REQUEST:
Repeat all the entries below word for word, but leave out the pictures.

RECORDS FOR THE EXERCISE:

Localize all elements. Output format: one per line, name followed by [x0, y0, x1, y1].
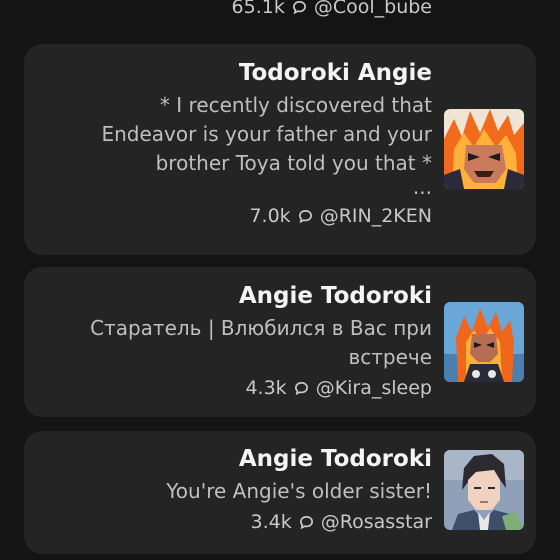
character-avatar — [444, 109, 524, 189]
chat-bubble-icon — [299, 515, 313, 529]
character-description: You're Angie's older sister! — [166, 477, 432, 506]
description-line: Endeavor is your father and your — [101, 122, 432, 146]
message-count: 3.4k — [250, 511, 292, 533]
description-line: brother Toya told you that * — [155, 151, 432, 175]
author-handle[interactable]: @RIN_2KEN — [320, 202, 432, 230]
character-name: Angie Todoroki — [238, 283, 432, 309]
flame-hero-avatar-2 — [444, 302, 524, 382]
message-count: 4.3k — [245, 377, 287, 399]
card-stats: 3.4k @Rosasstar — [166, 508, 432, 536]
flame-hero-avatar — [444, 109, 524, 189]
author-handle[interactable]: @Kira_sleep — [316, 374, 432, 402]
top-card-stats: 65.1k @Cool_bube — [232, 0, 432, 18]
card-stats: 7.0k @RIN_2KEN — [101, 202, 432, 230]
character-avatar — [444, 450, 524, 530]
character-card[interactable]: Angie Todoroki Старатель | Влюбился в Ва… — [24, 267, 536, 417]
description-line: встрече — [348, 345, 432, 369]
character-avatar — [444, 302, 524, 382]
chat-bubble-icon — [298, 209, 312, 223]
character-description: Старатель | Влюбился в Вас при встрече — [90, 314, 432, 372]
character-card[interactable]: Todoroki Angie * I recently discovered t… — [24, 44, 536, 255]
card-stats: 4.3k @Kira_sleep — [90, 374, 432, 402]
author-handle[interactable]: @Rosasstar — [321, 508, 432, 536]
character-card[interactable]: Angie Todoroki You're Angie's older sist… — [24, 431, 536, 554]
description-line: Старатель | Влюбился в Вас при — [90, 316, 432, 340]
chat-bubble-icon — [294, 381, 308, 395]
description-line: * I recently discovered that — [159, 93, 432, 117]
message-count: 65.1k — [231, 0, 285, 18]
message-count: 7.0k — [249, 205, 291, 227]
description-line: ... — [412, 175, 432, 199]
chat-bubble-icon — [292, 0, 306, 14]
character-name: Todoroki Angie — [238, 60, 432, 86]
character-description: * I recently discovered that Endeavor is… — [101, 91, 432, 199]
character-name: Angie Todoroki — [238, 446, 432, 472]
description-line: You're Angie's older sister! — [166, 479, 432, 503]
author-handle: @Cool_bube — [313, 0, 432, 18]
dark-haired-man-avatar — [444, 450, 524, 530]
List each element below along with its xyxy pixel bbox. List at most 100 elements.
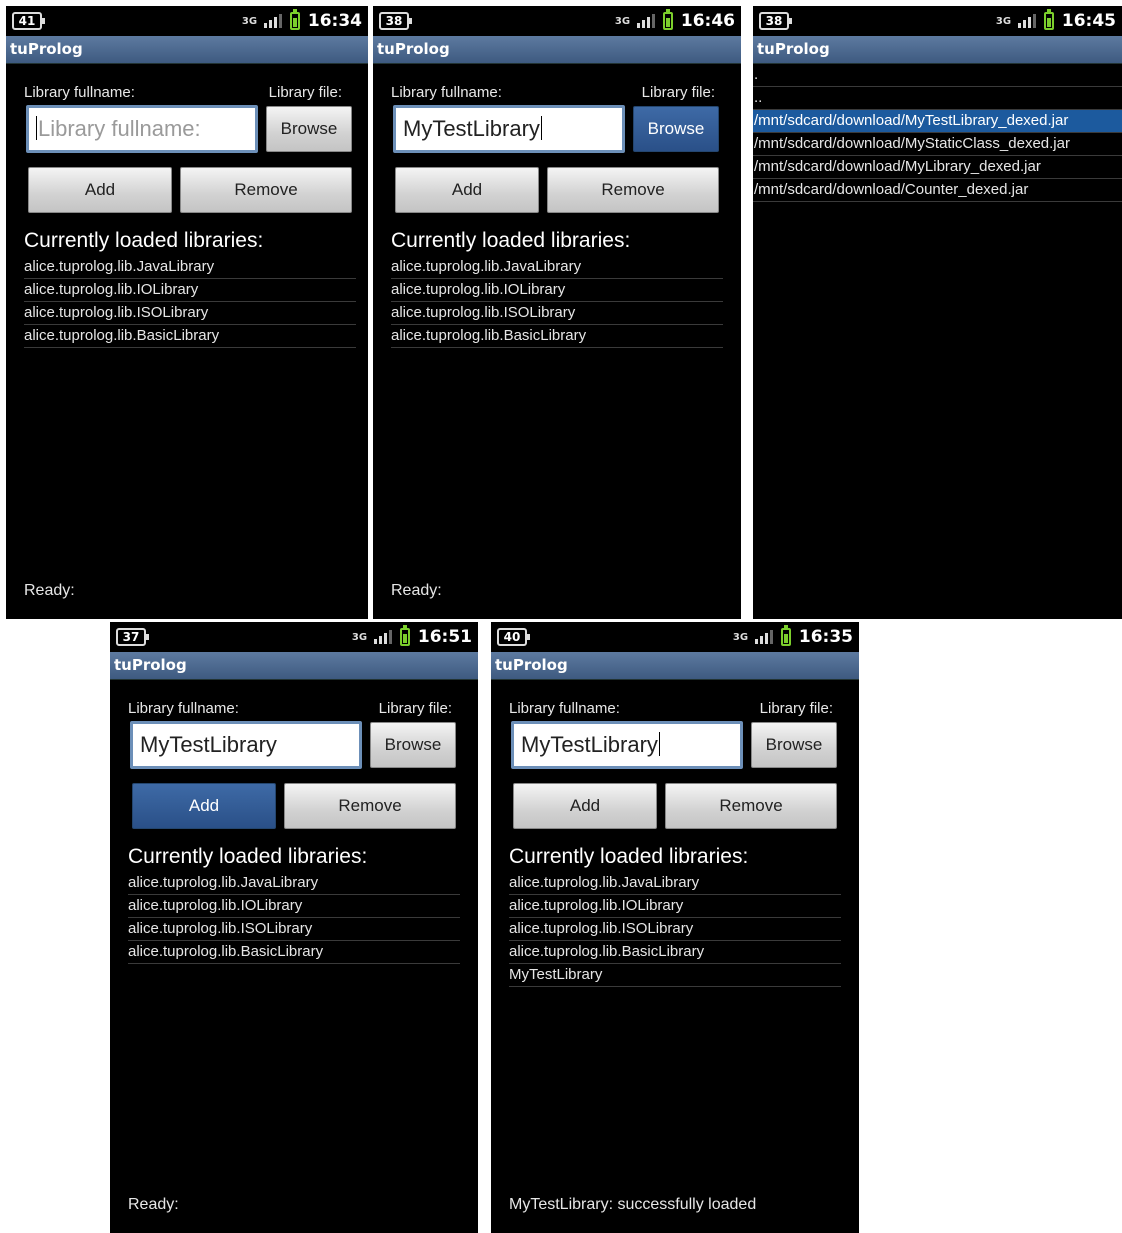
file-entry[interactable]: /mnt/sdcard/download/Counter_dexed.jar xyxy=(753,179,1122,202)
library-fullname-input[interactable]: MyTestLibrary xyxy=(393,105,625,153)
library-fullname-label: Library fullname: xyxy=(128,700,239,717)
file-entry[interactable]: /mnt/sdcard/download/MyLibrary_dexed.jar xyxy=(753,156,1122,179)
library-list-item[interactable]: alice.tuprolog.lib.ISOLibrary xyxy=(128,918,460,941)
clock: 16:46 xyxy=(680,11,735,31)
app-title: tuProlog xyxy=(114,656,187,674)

COMPLETED TASK:
Localize all elements. Output format: one per line, name followed by [x0, y0, x1, y1].
character-avatar — [444, 109, 524, 189]
chat-bubble-icon — [299, 515, 313, 529]
character-description: You're Angie's older sister! — [166, 477, 432, 506]
description-line: Endeavor is your father and your — [101, 122, 432, 146]
message-count: 3.4k — [250, 511, 292, 533]
description-line: brother Toya told you that * — [155, 151, 432, 175]
author-handle[interactable]: @RIN_2KEN — [320, 202, 432, 230]
character-name: Angie Todoroki — [238, 283, 432, 309]
flame-hero-avatar-2 — [444, 302, 524, 382]
message-count: 4.3k — [245, 377, 287, 399]
card-stats: 3.4k @Rosasstar — [166, 508, 432, 536]
flame-hero-avatar — [444, 109, 524, 189]
author-handle[interactable]: @Kira_sleep — [316, 374, 432, 402]
top-card-stats: 65.1k @Cool_bube — [232, 0, 432, 18]
card-stats: 7.0k @RIN_2KEN — [101, 202, 432, 230]
character-avatar — [444, 450, 524, 530]
character-card[interactable]: Angie Todoroki Старатель | Влюбился в Ва… — [24, 267, 536, 417]
description-line: встрече — [348, 345, 432, 369]
character-avatar — [444, 302, 524, 382]
chat-bubble-icon — [298, 209, 312, 223]
character-description: Старатель | Влюбился в Вас при встрече — [90, 314, 432, 372]
character-card[interactable]: Todoroki Angie * I recently discovered t… — [24, 44, 536, 255]
card-stats: 4.3k @Kira_sleep — [90, 374, 432, 402]
author-handle[interactable]: @Rosasstar — [321, 508, 432, 536]
character-card[interactable]: Angie Todoroki You're Angie's older sist… — [24, 431, 536, 554]
description-line: Старатель | Влюбился в Вас при — [90, 316, 432, 340]
chat-bubble-icon — [294, 381, 308, 395]
description-line: * I recently discovered that — [159, 93, 432, 117]
message-count: 65.1k — [231, 0, 285, 18]
message-count: 7.0k — [249, 205, 291, 227]
description-line: ... — [412, 175, 432, 199]
chat-bubble-icon — [292, 0, 306, 14]
character-name: Todoroki Angie — [238, 60, 432, 86]
character-description: * I recently discovered that Endeavor is… — [101, 91, 432, 199]
character-name: Angie Todoroki — [238, 446, 432, 472]
description-line: You're Angie's older sister! — [166, 479, 432, 503]
author-handle: @Cool_bube — [313, 0, 432, 18]
dark-haired-man-avatar — [444, 450, 524, 530]
List each element below along with its xyxy pixel bbox. List at most 100 elements.
file-entry[interactable]: /mnt/sdcard/download/Counter_dexed.jar xyxy=(753,179,1122,202)
library-fullname-input[interactable]: MyTestLibrary xyxy=(393,105,625,153)
library-fullname-label: Library fullname: xyxy=(128,700,239,717)
file-entry[interactable]: /mnt/sdcard/download/MyLibrary_dexed.jar xyxy=(753,156,1122,179)
library-list-item[interactable]: alice.tuprolog.lib.ISOLibrary xyxy=(128,918,460,941)
clock: 16:46 xyxy=(680,11,735,31)
app-title: tuProlog xyxy=(114,656,187,674)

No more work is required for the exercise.